**Extracted records:**
···
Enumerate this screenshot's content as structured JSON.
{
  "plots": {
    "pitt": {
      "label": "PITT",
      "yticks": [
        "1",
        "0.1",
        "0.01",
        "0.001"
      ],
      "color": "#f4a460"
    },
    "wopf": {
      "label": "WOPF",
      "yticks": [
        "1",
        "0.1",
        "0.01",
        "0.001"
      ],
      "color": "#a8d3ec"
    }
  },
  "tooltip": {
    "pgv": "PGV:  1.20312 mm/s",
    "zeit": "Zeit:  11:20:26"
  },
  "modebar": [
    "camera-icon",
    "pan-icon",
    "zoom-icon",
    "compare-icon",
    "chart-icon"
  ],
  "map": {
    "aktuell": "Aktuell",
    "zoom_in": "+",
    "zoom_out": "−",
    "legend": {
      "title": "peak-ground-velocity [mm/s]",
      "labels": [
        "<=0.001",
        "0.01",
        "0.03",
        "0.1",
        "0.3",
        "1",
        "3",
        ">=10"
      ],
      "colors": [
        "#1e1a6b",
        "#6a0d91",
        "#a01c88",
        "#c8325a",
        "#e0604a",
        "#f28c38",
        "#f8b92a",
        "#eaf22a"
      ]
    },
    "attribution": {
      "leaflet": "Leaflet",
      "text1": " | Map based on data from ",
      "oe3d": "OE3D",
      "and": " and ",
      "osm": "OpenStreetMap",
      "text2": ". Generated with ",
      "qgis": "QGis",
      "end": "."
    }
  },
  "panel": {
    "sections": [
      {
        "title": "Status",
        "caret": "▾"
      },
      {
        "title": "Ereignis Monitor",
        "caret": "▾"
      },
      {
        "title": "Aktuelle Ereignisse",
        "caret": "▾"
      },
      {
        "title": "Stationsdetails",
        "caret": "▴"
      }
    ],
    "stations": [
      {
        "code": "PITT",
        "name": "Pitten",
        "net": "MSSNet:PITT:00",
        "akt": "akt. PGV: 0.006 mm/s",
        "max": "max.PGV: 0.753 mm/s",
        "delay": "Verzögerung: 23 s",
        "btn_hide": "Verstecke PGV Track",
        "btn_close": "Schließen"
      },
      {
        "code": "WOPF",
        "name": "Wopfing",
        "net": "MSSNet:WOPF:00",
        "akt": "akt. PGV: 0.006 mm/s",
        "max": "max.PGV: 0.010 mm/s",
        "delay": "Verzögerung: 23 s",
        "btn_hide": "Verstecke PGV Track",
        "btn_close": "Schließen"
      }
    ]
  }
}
···
**Set exercise:**
Please reproduce each record precisely as written.

**Completed exercise:**
Enumerate this screenshot's content as structured JSON.
{
  "plots": {
    "pitt": {
      "label": "PITT",
      "yticks": [
        "1",
        "0.1",
        "0.01",
        "0.001"
      ],
      "color": "#f4a460"
    },
    "wopf": {
      "label": "WOPF",
      "yticks": [
        "1",
        "0.1",
        "0.01",
        "0.001"
      ],
      "color": "#a8d3ec"
    }
  },
  "tooltip": {
    "pgv": "PGV:  1.20312 mm/s",
    "zeit": "Zeit:  11:20:26"
  },
  "modebar": [
    "camera-icon",
    "pan-icon",
    "zoom-icon",
    "compare-icon",
    "chart-icon"
  ],
  "map": {
    "aktuell": "Aktuell",
    "zoom_in": "+",
    "zoom_out": "−",
    "legend": {
      "title": "peak-ground-velocity [mm/s]",
      "labels": [
        "<=0.001",
        "0.01",
        "0.03",
        "0.1",
        "0.3",
        "1",
        "3",
        ">=10"
      ],
      "colors": [
        "#1e1a6b",
        "#6a0d91",
        "#a01c88",
        "#c8325a",
        "#e0604a",
        "#f28c38",
        "#f8b92a",
        "#eaf22a"
      ]
    },
    "attribution": {
      "leaflet": "Leaflet",
      "text1": " | Map based on data from ",
      "oe3d": "OE3D",
      "and": " and ",
      "osm": "OpenStreetMap",
      "text2": ". Generated with ",
      "qgis": "QGis",
      "end": "."
    }
  },
  "panel": {
    "sections": [
      {
        "title": "Status",
        "caret": "▾"
      },
      {
        "title": "Ereignis Monitor",
        "caret": "▾"
      },
      {
        "title": "Aktuelle Ereignisse",
        "caret": "▾"
      },
      {
        "title": "Stationsdetails",
        "caret": "▴"
      }
    ],
    "stations": [
      {
        "code": "PITT",
        "name": "Pitten",
        "net": "MSSNet:PITT:00",
        "akt": "akt. PGV: 0.006 mm/s",
        "max": "max.PGV: 0.753 mm/s",
        "delay": "Verzögerung: 23 s",
        "btn_hide": "Verstecke PGV Track",
        "btn_close": "Schließen"
      },
      {
        "code": "WOPF",
        "name": "Wopfing",
        "net": "MSSNet:WOPF:00",
        "akt": "akt. PGV: 0.006 mm/s",
        "max": "max.PGV: 0.010 mm/s",
        "delay": "Verzögerung: 23 s",
        "btn_hide": "Verstecke PGV Track",
        "btn_close": "Schließen"
      }
    ]
  }
}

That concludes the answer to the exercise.